** Data section follows **

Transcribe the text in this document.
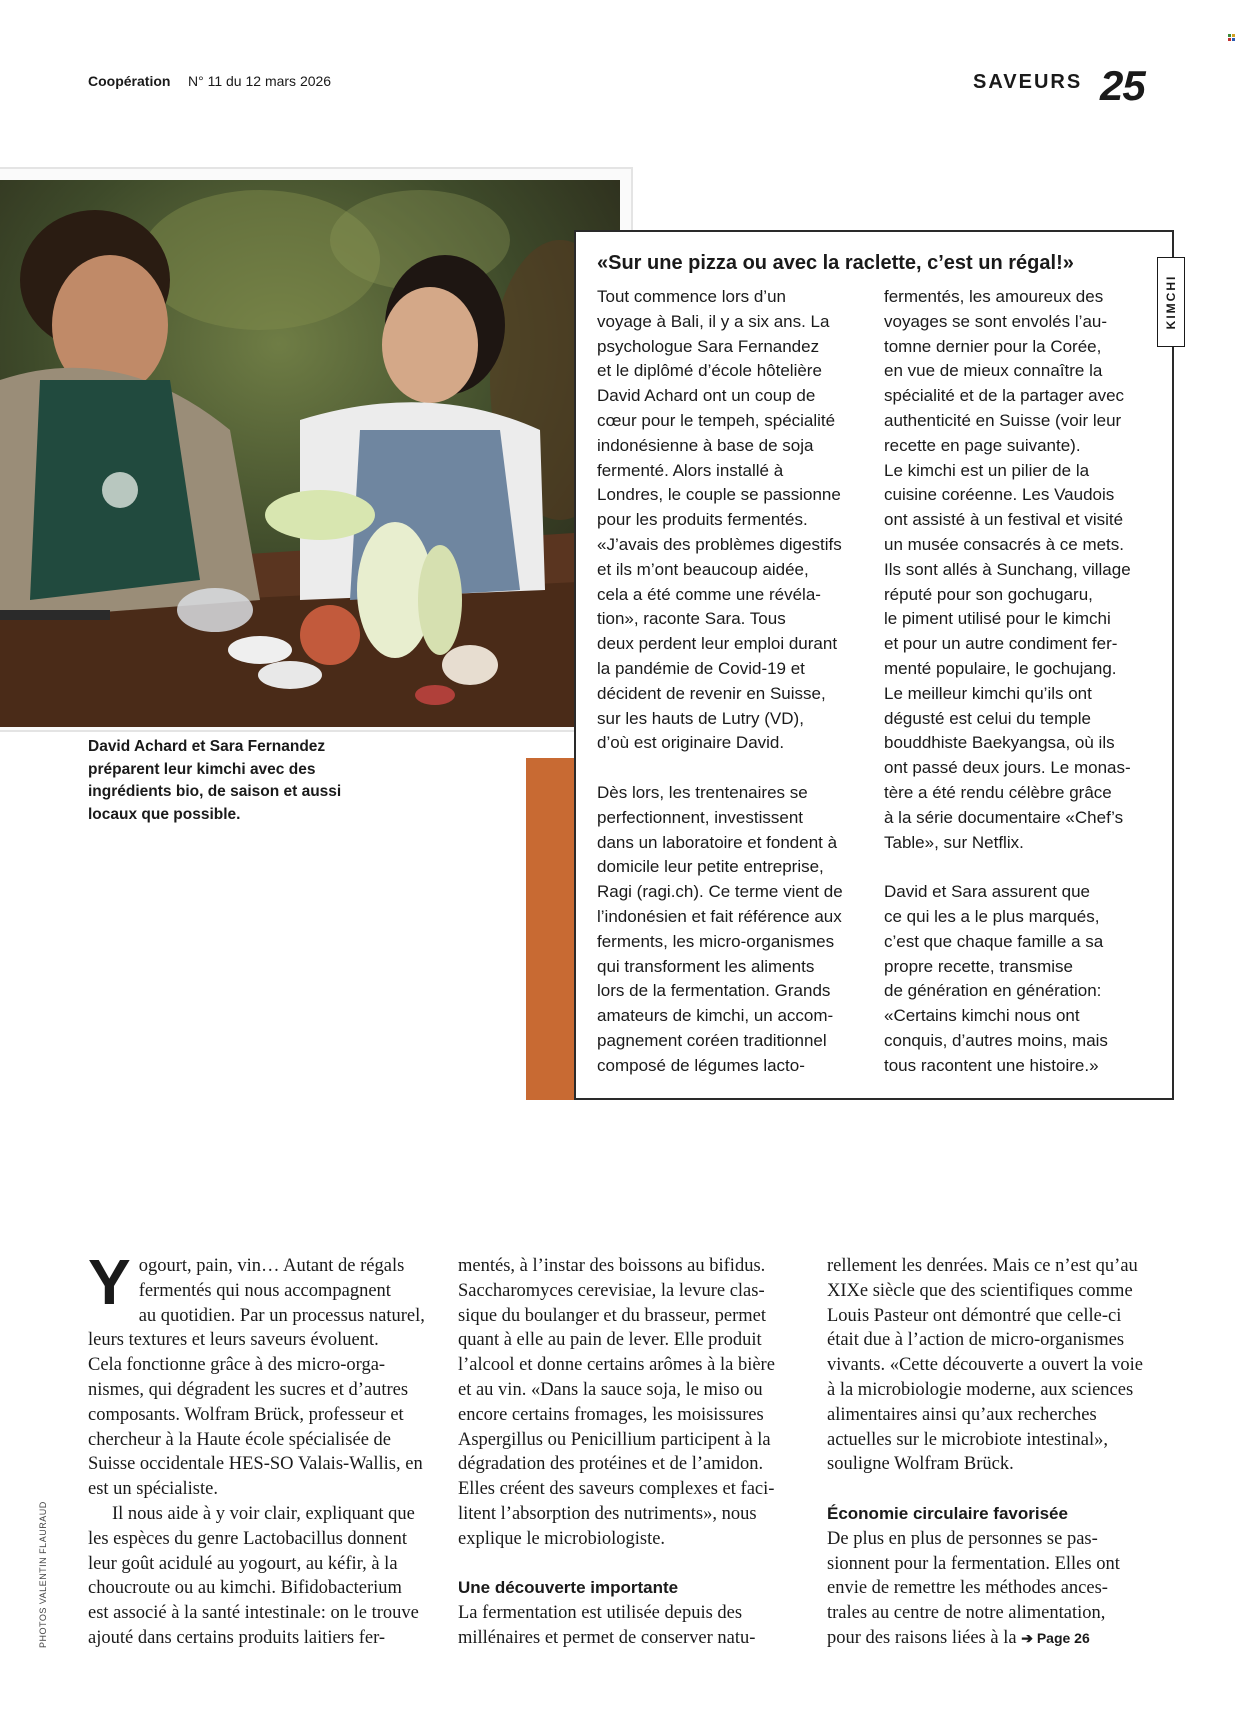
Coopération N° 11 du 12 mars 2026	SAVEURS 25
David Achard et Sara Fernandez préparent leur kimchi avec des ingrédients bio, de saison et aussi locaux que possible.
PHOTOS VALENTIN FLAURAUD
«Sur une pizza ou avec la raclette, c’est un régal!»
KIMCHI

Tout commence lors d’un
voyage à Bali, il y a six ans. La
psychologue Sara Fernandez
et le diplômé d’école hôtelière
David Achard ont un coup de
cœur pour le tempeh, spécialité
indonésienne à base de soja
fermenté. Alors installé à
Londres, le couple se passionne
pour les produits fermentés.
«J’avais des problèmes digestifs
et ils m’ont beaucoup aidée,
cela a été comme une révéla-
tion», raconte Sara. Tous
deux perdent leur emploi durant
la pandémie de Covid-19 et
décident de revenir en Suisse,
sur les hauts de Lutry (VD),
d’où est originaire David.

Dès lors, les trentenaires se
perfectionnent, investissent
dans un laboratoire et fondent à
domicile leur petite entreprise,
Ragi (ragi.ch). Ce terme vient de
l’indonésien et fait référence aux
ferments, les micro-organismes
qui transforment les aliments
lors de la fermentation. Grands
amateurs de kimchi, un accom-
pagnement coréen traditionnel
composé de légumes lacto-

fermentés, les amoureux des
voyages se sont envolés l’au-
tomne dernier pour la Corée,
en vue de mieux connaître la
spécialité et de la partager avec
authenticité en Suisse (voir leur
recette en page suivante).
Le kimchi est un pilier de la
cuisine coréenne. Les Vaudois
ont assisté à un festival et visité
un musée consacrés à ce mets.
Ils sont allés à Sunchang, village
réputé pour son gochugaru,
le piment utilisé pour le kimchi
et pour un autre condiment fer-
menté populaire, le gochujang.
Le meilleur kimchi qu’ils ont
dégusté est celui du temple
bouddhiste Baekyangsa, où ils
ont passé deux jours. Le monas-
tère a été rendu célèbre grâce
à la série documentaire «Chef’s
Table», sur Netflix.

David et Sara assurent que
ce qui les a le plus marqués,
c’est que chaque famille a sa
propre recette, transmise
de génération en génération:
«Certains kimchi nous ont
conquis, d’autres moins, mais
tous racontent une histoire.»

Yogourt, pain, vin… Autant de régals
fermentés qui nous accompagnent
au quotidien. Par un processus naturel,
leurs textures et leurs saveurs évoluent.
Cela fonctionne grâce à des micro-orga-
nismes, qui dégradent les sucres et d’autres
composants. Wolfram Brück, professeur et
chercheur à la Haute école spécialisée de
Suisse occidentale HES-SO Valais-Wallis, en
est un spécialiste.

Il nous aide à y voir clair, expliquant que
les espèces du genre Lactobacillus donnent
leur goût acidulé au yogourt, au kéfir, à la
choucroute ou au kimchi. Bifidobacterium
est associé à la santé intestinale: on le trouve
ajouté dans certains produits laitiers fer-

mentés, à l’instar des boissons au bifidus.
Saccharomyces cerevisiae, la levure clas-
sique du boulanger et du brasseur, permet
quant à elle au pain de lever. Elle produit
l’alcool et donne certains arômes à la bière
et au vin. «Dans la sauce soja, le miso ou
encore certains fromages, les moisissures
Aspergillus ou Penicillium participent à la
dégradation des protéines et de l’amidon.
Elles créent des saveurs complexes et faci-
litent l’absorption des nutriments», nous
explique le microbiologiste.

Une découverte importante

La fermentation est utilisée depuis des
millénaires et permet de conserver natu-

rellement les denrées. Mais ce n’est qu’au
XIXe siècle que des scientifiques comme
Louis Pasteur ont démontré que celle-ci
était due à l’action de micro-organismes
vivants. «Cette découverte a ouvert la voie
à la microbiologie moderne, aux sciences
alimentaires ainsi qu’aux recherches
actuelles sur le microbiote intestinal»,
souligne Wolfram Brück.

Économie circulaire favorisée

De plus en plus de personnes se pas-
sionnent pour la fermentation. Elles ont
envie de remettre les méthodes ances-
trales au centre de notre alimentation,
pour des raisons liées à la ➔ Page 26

** End of Data section **
** Data section follows **

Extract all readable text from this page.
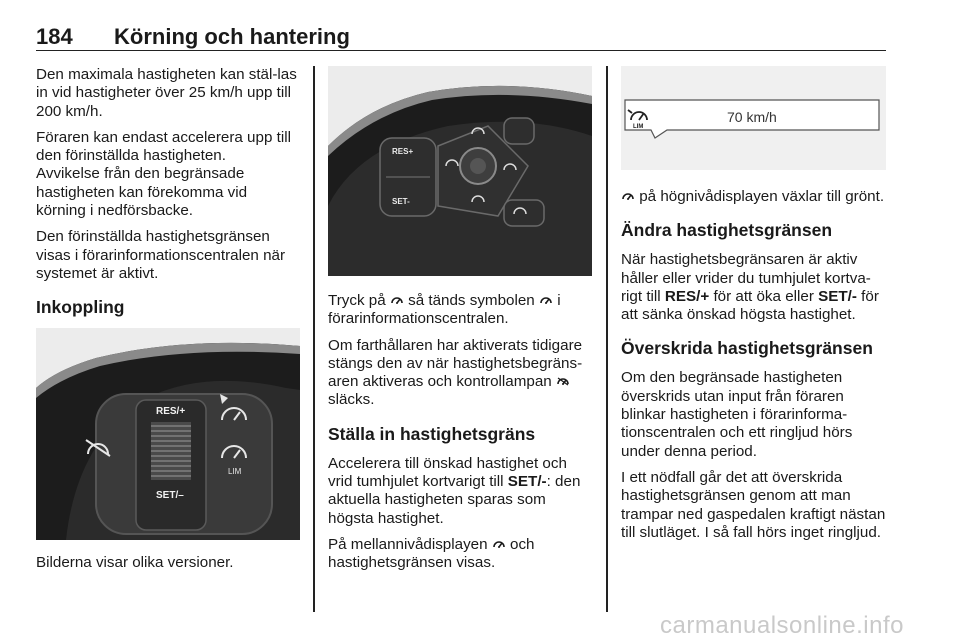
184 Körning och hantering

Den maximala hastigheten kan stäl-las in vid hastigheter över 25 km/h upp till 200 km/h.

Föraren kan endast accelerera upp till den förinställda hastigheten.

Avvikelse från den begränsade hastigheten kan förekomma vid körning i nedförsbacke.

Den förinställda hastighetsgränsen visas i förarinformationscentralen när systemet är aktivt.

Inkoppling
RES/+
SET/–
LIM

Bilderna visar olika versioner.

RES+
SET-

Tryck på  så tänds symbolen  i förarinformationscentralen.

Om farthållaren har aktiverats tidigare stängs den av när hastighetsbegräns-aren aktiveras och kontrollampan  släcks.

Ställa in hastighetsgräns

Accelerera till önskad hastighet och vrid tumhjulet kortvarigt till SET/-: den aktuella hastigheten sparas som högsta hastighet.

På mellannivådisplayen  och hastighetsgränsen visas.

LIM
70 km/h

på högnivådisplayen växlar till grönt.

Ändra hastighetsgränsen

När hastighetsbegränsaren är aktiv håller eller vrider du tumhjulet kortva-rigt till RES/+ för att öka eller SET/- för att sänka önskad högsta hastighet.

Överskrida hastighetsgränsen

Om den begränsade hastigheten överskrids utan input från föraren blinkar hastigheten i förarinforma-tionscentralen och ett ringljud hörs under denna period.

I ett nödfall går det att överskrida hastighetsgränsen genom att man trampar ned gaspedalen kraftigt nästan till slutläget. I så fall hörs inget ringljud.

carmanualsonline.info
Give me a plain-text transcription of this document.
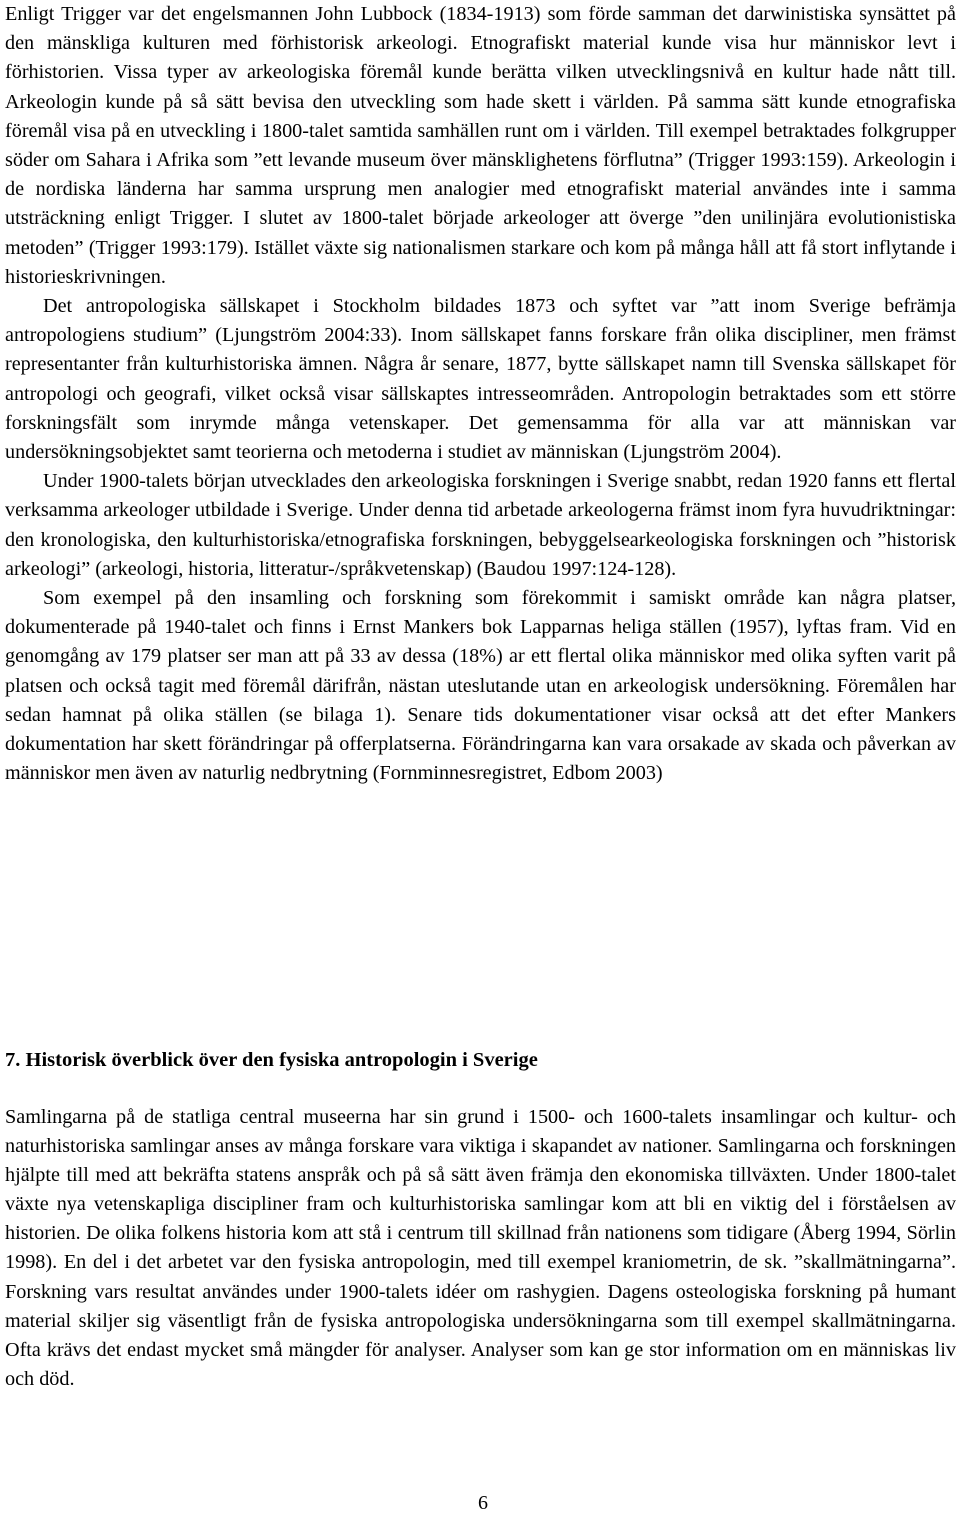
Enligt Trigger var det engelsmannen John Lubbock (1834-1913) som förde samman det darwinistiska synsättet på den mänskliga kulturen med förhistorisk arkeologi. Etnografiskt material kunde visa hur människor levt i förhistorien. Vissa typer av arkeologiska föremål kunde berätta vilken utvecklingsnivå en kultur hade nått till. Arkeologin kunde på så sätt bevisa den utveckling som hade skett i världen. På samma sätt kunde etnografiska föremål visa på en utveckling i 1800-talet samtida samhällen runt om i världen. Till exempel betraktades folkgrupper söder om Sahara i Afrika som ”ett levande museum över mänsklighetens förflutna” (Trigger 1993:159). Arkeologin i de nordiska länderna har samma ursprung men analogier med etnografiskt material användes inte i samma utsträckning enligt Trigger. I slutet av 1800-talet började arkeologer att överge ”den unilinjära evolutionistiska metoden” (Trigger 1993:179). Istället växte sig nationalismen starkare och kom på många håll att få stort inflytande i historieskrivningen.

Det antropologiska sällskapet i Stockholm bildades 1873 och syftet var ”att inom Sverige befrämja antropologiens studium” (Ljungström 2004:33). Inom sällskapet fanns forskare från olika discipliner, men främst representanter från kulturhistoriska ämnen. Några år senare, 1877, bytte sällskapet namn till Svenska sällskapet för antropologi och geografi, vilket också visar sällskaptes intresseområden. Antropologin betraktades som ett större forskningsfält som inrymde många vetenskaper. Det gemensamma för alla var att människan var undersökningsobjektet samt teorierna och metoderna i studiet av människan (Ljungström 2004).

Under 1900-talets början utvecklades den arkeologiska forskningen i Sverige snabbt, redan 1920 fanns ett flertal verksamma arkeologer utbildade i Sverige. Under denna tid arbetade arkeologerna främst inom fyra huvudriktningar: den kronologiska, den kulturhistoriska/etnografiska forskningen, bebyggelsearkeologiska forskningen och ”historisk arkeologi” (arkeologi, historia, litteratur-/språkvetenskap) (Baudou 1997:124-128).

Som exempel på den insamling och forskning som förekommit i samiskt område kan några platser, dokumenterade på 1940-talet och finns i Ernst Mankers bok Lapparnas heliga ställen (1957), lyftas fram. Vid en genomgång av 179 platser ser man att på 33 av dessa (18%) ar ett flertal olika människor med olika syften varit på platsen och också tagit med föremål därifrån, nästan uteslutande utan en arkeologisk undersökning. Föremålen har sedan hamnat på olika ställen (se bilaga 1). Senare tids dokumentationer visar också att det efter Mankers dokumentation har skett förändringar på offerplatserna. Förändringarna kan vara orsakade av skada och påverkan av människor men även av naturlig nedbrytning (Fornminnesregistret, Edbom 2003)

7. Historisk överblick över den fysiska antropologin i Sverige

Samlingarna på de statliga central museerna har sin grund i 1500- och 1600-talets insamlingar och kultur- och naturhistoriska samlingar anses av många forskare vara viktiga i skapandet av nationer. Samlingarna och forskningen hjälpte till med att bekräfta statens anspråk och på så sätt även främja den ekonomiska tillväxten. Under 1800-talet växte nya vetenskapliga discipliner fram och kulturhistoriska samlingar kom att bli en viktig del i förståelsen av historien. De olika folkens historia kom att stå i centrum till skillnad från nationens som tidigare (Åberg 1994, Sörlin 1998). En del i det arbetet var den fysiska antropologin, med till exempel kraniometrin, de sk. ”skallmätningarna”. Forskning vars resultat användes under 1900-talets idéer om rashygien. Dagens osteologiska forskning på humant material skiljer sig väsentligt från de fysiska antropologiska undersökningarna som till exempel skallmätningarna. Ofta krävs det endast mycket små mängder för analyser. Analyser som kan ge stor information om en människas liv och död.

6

** End of Data section **

# Exercise objective
Every line in the records that holds the word "voir" should be copied into the answer.

# Solution
authenticité en Suisse (voir leur
Il nous aide à y voir clair, expliquant que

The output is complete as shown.